— EXERCISE DESCRIPTION —
From the entries below, list each line with "JSON".

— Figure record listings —

══════

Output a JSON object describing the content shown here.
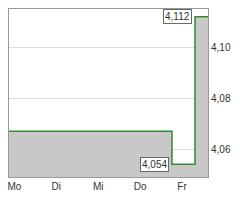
{
  "chart_data": {
    "type": "area",
    "x": [
      -0.13,
      3.76,
      4.31,
      4.62
    ],
    "values": [
      4.067,
      4.054,
      4.112,
      4.112
    ],
    "color": "#2e8b2e",
    "line_style": "step",
    "xlim": [
      -0.13,
      4.62
    ],
    "xticks": [
      {
        "value": 0,
        "label": "Mo"
      },
      {
        "value": 1,
        "label": "Di"
      },
      {
        "value": 2,
        "label": "Mi"
      },
      {
        "value": 3,
        "label": "Do"
      },
      {
        "value": 4,
        "label": "Fr"
      }
    ],
    "ylim": [
      4.049,
      4.115
    ],
    "yticks": [
      {
        "value": 4.06,
        "label": "4,06"
      },
      {
        "value": 4.08,
        "label": "4,08"
      },
      {
        "value": 4.1,
        "label": "4,10"
      }
    ],
    "grid": true,
    "annotations": [
      {
        "x": 4.31,
        "y": 4.112,
        "text": "4,112"
      },
      {
        "x": 3.76,
        "y": 4.054,
        "text": "4,054"
      }
    ]
  }
}
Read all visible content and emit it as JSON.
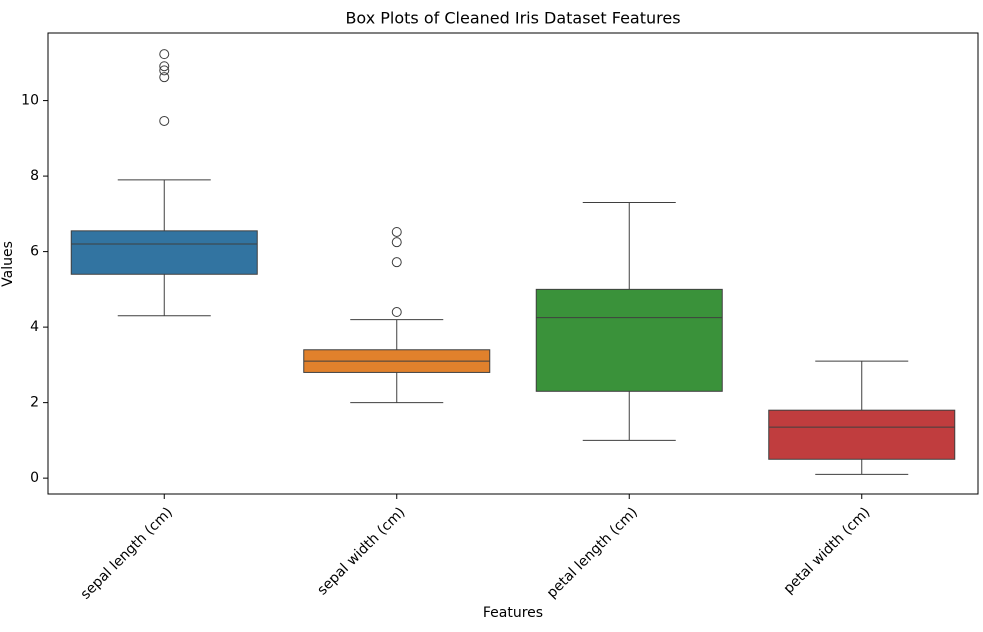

══════

— EXERCISE RESULT —
Output a JSON object describing the content shown here.
Read all visible content and emit it as JSON.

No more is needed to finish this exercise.